What is being asked >> Gather all lines with the word "ASUDESULTAN" in them.

******************************

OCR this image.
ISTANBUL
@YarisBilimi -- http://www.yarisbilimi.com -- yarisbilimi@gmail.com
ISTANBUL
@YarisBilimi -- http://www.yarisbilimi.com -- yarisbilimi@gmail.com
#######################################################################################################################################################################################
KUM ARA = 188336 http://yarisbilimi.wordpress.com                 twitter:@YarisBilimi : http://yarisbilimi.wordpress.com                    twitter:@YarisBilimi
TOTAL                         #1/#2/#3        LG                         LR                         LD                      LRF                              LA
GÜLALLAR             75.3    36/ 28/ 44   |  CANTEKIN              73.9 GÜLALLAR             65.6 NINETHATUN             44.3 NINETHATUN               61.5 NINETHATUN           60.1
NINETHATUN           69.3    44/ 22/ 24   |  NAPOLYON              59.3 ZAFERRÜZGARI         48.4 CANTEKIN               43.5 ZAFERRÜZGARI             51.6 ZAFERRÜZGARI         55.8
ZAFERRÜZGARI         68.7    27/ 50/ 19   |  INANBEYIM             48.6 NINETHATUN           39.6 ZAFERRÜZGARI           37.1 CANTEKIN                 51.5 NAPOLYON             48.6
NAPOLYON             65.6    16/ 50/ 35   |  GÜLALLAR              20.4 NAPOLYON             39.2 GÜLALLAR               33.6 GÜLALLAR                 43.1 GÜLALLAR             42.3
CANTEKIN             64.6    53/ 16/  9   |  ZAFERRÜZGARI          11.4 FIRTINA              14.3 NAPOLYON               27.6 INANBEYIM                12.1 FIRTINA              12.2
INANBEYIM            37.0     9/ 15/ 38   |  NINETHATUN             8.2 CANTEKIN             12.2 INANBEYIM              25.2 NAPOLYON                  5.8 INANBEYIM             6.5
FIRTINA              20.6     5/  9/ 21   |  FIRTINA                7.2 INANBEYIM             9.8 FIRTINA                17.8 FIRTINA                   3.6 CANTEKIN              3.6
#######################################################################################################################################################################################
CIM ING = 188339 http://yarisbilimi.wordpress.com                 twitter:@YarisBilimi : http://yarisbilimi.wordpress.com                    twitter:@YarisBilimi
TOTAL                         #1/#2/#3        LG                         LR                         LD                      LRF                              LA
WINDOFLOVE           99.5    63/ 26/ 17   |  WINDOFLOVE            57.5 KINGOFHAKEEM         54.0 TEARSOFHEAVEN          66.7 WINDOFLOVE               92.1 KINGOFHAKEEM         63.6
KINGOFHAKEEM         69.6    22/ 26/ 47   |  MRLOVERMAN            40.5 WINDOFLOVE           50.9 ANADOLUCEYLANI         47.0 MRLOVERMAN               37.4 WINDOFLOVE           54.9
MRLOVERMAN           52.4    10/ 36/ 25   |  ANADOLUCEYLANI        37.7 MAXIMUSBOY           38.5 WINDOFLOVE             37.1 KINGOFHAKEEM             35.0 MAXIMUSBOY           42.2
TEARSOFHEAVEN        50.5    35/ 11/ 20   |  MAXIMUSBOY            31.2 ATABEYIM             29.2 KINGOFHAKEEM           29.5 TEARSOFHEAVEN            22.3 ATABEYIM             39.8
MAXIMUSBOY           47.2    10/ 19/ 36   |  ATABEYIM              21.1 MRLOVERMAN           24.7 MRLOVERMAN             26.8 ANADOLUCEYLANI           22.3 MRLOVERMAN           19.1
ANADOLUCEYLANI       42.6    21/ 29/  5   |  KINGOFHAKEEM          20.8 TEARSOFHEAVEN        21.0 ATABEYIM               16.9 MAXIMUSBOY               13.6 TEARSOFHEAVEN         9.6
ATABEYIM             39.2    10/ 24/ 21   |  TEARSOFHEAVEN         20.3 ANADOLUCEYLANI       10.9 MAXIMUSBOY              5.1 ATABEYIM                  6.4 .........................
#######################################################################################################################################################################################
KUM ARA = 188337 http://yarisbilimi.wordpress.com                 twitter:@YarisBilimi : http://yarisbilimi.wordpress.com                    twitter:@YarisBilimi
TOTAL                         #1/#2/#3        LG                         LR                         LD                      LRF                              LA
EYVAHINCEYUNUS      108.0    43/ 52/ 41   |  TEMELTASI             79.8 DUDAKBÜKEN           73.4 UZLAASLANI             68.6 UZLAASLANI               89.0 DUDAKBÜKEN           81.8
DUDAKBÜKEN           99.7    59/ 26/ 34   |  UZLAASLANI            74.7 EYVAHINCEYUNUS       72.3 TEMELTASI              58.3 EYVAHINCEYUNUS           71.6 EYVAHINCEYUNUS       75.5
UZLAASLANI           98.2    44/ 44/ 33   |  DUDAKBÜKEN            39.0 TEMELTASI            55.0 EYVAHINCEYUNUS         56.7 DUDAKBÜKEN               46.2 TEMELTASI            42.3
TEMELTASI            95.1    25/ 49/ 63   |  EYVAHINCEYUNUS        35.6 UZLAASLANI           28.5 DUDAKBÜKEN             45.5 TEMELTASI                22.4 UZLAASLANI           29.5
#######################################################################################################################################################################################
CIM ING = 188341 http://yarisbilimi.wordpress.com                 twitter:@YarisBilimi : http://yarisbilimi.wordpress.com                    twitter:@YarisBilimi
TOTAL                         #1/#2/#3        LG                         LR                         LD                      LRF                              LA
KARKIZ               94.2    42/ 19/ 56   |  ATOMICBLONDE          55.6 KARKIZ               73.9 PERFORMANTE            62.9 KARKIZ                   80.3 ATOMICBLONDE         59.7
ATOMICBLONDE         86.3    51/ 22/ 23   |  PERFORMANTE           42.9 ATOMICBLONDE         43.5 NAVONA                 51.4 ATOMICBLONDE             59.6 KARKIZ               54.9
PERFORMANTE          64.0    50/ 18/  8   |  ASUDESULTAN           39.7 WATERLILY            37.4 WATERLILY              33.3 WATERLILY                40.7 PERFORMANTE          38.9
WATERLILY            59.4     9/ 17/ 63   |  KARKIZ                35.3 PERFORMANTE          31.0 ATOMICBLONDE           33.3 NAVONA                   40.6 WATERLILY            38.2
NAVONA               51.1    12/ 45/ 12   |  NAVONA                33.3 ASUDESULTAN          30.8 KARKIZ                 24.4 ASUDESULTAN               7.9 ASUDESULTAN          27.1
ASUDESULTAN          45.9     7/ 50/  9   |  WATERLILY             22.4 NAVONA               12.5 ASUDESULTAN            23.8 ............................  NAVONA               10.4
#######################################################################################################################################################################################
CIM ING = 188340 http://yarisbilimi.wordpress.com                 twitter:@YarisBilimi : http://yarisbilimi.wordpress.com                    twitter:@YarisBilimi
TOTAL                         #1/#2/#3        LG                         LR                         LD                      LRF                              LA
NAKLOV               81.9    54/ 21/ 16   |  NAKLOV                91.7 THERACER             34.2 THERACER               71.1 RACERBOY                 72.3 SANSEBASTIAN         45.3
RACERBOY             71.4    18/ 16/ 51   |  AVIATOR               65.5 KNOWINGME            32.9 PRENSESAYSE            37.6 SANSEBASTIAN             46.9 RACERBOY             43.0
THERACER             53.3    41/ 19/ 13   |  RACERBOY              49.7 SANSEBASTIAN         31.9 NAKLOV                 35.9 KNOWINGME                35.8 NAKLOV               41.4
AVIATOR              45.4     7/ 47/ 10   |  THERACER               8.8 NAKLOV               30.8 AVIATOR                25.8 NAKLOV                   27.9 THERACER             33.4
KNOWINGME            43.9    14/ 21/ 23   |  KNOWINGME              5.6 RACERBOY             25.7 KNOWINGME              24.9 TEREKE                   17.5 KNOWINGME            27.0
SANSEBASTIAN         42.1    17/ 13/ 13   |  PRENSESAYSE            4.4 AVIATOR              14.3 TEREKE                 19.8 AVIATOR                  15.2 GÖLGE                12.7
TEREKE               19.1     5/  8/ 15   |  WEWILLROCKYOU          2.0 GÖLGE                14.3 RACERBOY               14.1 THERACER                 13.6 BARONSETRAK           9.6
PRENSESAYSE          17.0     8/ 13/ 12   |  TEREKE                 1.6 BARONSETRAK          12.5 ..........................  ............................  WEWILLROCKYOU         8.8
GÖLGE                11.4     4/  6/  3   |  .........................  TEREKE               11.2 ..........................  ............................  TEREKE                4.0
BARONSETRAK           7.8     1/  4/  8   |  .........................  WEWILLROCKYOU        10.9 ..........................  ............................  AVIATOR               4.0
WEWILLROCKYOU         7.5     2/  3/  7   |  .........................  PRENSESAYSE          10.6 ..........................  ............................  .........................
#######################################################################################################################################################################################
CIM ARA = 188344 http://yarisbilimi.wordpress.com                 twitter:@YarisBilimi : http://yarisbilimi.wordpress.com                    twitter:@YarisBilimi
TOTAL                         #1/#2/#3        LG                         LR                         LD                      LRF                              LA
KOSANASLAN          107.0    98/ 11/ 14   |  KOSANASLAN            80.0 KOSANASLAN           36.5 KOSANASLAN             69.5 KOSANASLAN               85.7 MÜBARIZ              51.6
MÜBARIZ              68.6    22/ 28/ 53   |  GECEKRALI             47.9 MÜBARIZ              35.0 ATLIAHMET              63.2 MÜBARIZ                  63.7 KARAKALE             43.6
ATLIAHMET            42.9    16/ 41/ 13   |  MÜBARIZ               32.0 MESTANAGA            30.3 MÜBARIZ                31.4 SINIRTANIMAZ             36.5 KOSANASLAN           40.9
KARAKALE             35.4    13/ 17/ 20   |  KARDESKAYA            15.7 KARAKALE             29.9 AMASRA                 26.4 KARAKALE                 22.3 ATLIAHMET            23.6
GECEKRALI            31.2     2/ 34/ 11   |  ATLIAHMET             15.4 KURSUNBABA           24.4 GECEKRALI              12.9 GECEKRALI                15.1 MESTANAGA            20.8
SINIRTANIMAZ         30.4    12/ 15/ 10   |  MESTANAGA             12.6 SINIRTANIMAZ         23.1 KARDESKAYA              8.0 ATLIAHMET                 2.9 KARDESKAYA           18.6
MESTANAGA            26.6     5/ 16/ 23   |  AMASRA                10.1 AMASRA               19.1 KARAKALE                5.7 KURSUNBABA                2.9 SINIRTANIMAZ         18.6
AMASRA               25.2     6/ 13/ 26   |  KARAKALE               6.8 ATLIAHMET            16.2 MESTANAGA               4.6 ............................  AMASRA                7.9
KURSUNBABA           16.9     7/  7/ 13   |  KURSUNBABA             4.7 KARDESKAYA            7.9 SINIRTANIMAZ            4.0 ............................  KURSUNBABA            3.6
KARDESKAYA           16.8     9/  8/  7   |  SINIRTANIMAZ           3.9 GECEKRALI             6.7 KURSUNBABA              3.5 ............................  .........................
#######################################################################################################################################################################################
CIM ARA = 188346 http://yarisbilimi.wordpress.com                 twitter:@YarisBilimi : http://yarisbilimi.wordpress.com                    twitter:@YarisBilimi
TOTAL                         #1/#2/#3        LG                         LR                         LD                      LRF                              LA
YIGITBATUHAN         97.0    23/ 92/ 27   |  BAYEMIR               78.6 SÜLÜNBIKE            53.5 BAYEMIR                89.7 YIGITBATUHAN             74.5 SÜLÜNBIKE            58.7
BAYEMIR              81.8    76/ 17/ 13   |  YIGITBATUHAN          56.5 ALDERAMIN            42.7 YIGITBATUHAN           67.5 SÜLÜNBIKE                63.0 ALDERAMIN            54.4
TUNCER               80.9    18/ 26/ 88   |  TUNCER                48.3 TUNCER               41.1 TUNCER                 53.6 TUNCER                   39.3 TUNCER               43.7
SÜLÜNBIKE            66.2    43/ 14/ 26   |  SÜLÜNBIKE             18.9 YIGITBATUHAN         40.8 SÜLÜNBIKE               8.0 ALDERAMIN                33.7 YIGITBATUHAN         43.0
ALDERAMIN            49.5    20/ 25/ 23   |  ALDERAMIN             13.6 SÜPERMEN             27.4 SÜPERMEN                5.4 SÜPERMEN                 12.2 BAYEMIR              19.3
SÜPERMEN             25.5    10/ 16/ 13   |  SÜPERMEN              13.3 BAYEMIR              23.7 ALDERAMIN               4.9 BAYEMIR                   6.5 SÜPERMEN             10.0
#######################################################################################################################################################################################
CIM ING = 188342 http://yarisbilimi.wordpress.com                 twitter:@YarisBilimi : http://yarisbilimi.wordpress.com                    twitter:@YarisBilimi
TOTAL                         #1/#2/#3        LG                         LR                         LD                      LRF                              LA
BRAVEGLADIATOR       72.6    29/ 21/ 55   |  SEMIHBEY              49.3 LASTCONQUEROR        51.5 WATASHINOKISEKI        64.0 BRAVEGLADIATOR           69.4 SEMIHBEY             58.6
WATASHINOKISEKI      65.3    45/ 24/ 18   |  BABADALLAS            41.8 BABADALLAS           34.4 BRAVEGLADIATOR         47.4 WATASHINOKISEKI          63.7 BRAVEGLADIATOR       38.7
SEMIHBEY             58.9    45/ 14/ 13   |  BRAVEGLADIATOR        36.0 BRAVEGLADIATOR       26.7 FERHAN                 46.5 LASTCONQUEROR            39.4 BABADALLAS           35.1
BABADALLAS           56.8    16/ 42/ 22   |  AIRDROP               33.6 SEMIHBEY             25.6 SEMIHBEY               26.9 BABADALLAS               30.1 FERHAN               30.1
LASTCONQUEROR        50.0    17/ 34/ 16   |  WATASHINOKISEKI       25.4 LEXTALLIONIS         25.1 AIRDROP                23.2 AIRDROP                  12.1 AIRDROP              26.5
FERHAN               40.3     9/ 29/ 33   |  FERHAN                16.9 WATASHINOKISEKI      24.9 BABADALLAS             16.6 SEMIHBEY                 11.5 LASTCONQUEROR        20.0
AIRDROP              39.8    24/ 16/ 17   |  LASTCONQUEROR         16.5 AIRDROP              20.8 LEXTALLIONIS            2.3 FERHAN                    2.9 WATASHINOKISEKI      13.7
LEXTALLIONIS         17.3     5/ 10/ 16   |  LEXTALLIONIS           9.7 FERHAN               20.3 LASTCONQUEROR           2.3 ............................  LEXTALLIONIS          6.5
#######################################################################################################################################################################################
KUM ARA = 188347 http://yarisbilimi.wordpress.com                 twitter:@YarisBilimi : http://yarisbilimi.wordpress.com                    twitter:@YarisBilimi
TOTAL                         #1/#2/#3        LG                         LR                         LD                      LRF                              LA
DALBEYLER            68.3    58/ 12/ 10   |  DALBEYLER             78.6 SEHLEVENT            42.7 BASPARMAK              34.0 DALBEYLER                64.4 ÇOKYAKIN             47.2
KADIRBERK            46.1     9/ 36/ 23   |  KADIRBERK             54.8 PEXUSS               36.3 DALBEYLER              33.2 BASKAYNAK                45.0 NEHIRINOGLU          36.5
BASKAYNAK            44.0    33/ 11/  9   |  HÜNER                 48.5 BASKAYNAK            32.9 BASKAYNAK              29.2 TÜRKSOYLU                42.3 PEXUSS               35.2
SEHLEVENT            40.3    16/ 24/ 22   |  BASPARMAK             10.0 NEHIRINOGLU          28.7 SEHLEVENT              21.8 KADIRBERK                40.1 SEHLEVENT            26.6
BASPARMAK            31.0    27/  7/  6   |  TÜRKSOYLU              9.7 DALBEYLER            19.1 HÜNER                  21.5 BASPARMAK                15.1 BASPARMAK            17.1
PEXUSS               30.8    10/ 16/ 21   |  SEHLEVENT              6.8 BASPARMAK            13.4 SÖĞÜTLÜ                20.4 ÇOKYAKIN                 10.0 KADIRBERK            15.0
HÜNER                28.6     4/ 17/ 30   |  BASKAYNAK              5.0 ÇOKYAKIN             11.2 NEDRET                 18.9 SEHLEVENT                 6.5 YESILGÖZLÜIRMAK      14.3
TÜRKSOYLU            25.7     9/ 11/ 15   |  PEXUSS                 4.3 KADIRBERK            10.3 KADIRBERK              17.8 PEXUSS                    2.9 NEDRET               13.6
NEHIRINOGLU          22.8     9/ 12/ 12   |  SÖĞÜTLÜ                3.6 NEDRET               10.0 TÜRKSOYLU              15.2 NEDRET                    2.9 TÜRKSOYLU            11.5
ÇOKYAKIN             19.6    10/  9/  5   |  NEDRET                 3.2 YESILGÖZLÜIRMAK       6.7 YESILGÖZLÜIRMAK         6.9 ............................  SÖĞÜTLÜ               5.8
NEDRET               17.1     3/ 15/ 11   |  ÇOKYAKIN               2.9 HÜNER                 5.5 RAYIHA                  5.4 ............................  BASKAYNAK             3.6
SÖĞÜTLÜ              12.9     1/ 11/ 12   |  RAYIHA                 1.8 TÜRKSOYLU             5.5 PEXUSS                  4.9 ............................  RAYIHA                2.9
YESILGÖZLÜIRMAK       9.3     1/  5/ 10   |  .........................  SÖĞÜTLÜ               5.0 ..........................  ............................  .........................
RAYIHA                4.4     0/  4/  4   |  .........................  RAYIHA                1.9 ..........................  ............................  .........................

******************************

Output >>
PERFORMANTE          64.0    50/ 18/  8   |  ASUDESULTAN           39.7 WATERLILY            37.4 WATERLILY              33.3 WATERLILY                40.7 PERFORMANTE          38.9
NAVONA               51.1    12/ 45/ 12   |  NAVONA                33.3 ASUDESULTAN          30.8 KARKIZ                 24.4 ASUDESULTAN               7.9 ASUDESULTAN          27.1
ASUDESULTAN          45.9     7/ 50/  9   |  WATERLILY             22.4 NAVONA               12.5 ASUDESULTAN            23.8 ............................  NAVONA               10.4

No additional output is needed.